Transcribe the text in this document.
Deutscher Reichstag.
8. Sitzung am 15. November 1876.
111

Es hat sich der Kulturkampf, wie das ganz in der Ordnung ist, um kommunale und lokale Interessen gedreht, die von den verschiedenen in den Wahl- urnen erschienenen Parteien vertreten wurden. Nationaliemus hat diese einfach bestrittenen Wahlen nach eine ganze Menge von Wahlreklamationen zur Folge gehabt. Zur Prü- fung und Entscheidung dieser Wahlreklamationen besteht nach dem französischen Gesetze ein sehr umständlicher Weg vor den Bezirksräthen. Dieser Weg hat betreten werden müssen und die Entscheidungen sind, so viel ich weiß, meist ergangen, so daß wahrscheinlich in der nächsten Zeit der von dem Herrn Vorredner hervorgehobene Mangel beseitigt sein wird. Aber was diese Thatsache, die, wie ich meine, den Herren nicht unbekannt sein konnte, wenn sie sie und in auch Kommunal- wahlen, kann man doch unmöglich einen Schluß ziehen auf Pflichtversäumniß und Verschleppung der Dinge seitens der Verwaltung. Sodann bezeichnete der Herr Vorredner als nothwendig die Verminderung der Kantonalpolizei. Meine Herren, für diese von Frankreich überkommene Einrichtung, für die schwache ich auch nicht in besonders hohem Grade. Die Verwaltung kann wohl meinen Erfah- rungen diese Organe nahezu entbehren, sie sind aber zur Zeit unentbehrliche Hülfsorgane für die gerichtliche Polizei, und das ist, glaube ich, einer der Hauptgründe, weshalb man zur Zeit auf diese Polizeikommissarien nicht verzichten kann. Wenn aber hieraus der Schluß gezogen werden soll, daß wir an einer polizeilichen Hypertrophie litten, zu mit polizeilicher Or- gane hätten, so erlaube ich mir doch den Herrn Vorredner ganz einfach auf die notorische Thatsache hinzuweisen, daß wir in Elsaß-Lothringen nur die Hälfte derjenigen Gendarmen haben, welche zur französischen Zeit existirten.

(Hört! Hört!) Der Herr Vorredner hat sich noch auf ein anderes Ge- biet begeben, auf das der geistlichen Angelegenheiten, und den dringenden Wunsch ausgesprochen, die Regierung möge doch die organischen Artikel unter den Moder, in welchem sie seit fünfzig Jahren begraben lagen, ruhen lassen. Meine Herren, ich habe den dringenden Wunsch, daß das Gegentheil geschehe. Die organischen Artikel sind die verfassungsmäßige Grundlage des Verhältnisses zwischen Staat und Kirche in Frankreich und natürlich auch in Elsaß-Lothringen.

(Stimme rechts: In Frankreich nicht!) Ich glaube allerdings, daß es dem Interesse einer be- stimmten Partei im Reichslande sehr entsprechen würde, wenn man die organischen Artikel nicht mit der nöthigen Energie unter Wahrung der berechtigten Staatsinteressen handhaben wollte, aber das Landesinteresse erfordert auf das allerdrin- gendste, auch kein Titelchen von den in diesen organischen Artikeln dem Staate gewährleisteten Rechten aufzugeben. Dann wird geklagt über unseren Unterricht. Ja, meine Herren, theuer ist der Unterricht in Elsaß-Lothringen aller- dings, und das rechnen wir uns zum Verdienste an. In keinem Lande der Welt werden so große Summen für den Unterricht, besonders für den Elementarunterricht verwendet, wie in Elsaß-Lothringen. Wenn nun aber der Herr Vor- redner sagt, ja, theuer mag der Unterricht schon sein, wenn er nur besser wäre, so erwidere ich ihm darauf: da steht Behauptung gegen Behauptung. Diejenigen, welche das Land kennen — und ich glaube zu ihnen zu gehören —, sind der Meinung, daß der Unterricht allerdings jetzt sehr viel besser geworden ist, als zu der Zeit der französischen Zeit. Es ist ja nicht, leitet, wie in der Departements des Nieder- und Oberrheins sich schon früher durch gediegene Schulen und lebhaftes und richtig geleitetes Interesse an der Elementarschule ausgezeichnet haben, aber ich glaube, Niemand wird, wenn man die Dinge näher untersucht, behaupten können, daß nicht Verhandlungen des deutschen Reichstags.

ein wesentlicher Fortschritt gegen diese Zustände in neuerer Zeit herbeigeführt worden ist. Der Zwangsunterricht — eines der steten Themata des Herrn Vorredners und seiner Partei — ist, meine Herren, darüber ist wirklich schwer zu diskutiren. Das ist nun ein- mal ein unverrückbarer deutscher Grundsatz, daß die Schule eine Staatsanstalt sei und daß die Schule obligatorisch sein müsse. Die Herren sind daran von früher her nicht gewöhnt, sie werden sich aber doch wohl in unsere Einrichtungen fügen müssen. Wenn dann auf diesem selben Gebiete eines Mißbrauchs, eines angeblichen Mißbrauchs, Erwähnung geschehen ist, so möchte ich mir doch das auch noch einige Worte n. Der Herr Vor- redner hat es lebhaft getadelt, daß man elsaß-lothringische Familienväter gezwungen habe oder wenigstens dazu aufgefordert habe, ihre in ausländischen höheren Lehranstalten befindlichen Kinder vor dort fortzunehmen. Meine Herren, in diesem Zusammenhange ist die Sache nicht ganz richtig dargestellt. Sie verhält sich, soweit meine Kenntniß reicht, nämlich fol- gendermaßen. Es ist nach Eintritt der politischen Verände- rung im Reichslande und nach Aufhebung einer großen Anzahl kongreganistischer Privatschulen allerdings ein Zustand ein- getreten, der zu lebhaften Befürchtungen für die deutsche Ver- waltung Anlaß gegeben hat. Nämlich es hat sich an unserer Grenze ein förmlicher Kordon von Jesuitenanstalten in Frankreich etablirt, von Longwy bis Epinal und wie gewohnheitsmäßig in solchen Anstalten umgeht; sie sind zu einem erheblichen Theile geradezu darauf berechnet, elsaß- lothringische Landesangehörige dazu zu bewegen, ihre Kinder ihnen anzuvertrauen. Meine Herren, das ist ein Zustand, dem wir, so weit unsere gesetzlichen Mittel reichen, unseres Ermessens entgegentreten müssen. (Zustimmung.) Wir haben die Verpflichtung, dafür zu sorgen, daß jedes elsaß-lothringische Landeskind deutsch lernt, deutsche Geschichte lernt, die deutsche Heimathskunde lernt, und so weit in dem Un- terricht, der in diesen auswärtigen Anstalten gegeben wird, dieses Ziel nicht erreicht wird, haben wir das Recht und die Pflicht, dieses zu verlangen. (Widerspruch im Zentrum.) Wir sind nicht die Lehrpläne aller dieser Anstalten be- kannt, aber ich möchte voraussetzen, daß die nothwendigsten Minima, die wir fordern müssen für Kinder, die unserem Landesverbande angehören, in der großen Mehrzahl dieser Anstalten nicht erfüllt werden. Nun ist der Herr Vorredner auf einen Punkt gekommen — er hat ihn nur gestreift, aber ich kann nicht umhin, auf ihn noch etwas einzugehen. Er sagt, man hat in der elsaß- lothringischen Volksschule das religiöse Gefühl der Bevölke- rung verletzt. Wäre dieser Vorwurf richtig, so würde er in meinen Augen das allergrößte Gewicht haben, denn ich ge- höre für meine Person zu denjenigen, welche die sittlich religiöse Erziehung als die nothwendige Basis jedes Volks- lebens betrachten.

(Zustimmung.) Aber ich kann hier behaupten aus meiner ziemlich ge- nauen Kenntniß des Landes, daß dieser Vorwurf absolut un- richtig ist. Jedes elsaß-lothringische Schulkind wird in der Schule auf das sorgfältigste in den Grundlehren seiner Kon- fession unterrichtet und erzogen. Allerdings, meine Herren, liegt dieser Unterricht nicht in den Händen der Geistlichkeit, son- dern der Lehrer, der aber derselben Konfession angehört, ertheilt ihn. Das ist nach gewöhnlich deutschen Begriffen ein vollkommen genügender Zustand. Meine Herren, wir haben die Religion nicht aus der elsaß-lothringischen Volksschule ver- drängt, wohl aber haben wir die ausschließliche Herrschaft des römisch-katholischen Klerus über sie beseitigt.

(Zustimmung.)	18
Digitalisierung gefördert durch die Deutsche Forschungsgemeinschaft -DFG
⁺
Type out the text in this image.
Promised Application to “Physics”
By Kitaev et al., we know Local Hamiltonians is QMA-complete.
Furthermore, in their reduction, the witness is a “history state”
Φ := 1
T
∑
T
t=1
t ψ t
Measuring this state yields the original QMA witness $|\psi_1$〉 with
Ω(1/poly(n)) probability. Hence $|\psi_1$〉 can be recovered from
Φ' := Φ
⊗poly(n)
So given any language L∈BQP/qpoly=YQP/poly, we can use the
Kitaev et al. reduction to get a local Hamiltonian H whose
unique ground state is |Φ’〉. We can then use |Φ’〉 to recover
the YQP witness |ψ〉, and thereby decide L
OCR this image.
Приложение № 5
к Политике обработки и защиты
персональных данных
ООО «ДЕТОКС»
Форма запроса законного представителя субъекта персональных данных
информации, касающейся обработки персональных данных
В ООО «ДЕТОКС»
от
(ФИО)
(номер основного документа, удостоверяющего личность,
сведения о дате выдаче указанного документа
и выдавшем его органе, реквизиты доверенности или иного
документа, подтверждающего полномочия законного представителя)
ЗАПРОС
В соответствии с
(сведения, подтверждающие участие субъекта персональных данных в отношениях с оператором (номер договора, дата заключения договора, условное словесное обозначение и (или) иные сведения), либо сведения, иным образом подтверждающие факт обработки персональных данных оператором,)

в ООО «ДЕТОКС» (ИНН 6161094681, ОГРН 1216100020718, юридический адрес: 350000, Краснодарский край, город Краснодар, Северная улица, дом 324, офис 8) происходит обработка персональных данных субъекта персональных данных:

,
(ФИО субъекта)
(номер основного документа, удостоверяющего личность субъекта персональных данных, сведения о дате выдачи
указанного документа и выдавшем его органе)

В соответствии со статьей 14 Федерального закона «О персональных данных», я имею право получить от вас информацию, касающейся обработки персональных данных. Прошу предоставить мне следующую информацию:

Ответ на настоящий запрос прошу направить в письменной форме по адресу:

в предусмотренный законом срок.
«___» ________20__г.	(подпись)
--------------------
[Stated exercise]
Take each line of the material that contains the word "органе" and list it.

[Expected output]
и выдавшем его органе, реквизиты доверенности или иного
указанного документа и выдавшем его органе)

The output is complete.